Abstract
Data aggregation can reduce the communication overhead and energy expenditure of sensor nodes, as well as extend the life-cycle of the wireless sensor network. However, because individual sensors may be compromised, the data aggregation also introduces some risks including the false data injection attacks. This paper proposes a distributed audit secure data aggregation protocol. The aggregates are audited at the next level nodes of the aggregators. The communication overload, which Base Station (BS) originates in the attest process, can be avoided. Furthermore, because we can find the false data in the lower level, it is easier to strike out the false data, and only a little fraction of readings are dropped off. To do these, the aggregators attach multi-certificates to the aggregates. Those certificates may include the maximum, minimum, mean reads and those nodes’ identifiers. To further reduce the communication overload, we use the watermark method to embed the multi-certificates in authentication part of aggregates. The length of message is kept as same as that under the normal hop-by-hop aggregation protocol with MACs. The analysis shows that our protocol is efficient and provides certain assurance on the trustworthiness of the aggregation result.

·····

▶ [AIM] Copy out the abstract on secure data aggregation in wireless sensor networks in full, word for word and unchanged.

·····

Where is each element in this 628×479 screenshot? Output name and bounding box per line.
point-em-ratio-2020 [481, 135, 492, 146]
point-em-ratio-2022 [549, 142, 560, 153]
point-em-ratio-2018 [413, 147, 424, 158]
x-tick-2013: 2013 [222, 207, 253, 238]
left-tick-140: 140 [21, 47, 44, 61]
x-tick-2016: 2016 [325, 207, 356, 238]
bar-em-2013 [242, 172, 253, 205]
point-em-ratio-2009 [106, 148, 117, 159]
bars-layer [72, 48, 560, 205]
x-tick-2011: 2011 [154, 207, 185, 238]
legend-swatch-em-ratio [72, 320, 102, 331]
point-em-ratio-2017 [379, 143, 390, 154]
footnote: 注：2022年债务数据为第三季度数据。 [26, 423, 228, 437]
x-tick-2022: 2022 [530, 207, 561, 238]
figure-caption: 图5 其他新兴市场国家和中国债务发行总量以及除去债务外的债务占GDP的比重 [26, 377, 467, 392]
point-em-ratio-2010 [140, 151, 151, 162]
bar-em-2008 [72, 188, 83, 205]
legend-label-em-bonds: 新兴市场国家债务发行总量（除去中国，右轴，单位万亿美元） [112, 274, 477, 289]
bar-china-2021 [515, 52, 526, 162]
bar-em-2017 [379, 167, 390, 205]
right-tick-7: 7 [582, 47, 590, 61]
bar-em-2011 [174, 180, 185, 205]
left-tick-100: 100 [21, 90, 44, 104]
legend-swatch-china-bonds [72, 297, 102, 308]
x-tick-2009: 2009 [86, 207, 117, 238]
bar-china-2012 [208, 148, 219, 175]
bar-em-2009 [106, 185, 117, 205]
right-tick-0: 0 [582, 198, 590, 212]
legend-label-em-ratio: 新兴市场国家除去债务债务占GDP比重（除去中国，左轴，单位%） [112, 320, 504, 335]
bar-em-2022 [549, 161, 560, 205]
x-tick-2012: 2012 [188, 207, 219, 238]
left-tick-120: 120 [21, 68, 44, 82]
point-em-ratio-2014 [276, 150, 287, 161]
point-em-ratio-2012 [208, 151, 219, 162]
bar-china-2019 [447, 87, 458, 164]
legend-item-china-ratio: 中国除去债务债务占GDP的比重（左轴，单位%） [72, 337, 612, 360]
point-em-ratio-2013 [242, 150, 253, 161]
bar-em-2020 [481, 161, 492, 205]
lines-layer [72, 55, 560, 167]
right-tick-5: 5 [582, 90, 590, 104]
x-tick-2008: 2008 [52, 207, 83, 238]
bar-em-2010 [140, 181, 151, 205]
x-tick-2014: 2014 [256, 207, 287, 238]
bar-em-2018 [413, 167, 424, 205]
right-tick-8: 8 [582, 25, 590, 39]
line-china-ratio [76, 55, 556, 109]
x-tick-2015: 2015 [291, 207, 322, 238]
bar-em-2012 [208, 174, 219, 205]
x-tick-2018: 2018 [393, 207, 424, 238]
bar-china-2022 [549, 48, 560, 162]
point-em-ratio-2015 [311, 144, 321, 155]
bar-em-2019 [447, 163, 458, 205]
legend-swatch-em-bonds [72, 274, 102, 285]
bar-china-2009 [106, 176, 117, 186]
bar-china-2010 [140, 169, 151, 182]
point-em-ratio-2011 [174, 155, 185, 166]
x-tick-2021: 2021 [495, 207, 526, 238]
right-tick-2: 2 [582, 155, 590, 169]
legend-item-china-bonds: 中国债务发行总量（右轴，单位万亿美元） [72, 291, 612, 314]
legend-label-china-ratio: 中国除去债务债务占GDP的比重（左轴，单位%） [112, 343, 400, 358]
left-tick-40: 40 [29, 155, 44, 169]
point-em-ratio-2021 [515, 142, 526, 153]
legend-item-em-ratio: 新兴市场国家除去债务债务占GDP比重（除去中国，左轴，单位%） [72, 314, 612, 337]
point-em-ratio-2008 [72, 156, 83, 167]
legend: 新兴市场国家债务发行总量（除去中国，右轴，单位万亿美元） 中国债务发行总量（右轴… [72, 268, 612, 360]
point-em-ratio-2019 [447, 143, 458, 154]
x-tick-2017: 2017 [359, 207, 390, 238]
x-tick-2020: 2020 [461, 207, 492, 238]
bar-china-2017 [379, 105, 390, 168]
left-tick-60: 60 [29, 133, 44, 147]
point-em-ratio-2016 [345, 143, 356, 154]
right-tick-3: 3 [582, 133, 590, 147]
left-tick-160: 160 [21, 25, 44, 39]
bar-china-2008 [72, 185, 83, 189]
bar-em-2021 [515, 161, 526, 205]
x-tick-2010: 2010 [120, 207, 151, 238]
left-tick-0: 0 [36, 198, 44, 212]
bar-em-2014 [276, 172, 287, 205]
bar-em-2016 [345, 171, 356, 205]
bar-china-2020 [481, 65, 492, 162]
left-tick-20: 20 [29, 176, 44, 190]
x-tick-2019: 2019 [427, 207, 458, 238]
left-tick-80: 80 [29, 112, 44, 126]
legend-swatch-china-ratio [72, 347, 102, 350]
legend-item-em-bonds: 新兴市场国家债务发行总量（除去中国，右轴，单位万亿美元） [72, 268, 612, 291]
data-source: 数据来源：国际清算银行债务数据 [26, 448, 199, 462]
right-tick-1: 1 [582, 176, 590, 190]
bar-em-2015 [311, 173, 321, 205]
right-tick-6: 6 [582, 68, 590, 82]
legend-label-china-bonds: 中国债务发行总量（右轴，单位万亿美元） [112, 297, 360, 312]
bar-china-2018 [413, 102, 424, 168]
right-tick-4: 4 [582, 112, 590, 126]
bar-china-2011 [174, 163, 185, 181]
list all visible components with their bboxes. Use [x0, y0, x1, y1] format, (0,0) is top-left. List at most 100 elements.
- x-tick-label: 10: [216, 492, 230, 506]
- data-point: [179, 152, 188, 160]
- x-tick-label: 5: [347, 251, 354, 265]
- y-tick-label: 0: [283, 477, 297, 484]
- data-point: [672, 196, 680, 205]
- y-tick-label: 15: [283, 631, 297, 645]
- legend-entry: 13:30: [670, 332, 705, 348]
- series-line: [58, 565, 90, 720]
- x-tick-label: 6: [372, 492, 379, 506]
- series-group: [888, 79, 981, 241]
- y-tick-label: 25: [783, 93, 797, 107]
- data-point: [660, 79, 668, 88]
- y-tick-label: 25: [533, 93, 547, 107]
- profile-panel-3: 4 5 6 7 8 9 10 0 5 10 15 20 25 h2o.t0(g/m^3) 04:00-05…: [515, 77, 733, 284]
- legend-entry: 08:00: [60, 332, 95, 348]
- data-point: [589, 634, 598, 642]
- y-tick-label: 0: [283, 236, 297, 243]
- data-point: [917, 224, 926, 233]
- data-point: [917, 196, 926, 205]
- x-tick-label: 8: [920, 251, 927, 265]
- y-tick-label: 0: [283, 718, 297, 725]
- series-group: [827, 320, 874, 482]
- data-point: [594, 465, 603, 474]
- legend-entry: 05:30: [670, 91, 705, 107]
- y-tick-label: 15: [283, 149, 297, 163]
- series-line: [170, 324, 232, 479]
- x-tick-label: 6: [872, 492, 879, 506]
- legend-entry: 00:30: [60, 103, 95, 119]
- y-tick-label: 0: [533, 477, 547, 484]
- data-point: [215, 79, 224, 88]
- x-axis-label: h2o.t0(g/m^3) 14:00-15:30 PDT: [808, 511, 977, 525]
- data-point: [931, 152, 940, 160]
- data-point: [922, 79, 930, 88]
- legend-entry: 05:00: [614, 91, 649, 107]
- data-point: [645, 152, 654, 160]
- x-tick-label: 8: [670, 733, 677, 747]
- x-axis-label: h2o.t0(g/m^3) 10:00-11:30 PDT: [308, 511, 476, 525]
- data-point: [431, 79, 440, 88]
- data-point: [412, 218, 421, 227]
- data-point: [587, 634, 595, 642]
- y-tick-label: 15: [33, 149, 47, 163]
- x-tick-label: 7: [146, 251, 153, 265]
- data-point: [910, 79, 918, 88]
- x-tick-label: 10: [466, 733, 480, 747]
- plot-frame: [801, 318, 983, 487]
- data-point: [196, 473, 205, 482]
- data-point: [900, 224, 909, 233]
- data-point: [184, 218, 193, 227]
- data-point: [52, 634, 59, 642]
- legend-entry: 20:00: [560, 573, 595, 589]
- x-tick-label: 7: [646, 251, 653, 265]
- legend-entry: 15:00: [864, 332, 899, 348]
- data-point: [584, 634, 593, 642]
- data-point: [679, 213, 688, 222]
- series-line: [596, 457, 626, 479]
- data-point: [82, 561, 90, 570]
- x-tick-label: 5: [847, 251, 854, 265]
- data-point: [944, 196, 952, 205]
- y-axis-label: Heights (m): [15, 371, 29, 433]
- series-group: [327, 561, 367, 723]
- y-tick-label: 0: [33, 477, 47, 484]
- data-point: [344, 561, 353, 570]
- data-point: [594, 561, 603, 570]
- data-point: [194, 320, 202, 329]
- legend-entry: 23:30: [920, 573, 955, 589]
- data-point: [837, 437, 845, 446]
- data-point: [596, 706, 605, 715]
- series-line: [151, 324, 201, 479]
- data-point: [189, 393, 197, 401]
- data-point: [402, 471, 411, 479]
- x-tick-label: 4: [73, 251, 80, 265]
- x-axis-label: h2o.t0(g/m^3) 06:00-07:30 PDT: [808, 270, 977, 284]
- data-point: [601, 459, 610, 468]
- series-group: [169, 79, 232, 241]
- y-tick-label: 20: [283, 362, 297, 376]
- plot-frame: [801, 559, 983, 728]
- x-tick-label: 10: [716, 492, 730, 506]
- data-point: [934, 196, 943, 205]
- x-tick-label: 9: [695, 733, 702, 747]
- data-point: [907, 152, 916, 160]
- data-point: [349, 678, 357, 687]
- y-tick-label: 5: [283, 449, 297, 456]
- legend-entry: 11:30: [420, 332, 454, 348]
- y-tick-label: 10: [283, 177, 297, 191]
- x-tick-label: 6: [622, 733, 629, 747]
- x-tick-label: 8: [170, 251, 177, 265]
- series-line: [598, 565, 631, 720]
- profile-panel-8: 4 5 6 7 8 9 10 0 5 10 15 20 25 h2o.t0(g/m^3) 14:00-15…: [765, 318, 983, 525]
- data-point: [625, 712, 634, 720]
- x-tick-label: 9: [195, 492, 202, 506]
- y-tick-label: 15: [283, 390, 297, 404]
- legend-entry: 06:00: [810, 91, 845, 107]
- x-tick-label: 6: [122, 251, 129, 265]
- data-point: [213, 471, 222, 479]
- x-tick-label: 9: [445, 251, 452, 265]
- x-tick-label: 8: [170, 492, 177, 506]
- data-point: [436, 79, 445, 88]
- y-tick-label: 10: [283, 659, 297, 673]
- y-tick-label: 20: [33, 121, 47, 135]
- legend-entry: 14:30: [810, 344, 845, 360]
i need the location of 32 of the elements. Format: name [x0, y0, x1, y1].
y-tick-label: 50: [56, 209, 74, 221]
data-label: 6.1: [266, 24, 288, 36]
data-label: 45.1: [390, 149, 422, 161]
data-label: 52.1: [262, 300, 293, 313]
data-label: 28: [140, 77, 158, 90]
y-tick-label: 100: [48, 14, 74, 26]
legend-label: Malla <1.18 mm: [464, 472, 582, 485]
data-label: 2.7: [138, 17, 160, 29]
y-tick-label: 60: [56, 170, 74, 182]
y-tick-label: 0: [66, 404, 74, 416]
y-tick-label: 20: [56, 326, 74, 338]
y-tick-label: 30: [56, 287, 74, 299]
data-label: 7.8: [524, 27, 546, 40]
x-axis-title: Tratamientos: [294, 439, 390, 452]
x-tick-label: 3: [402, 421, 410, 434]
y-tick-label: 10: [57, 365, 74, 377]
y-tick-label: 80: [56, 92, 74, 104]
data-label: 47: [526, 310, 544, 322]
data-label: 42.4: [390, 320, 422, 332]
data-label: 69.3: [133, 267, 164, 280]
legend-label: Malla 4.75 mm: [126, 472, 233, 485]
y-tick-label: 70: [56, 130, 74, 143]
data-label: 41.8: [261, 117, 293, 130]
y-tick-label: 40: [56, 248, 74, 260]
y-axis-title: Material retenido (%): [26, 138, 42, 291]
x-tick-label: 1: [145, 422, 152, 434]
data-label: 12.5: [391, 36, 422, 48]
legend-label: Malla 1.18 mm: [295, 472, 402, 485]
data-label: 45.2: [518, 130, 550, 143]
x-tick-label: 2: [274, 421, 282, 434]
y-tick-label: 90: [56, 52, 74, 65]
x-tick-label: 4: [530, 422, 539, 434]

·····

▶ [RESULT]
Abstract
Data aggregation can reduce the communication overhead and energy expenditure of sensor nodes, as well as extend the life-cycle of the wireless sensor network. However, because individual sensors may be compromised, the data aggregation also introduces some risks including the false data injection attacks. This paper proposes a distributed audit secure data aggregation protocol. The aggregates are audited at the next level nodes of the aggregators. The communication overload, which Base Station (BS) originates in the attest process, can be avoided. Furthermore, because we can find the false data in the lower level, it is easier to strike out the false data, and only a little fraction of readings are dropped off. To do these, the aggregators attach multi-certificates to the aggregates. Those certificates may include the maximum, minimum, mean reads and those nodes’ identifiers. To further reduce the communication overload, we use the watermark method to embed the multi-certificates in authentication part of aggregates. The length of message is kept as same as that under the normal hop-by-hop aggregation protocol with MACs. The analysis shows that our protocol is efficient and provides certain assurance on the trustworthiness of the aggregation result.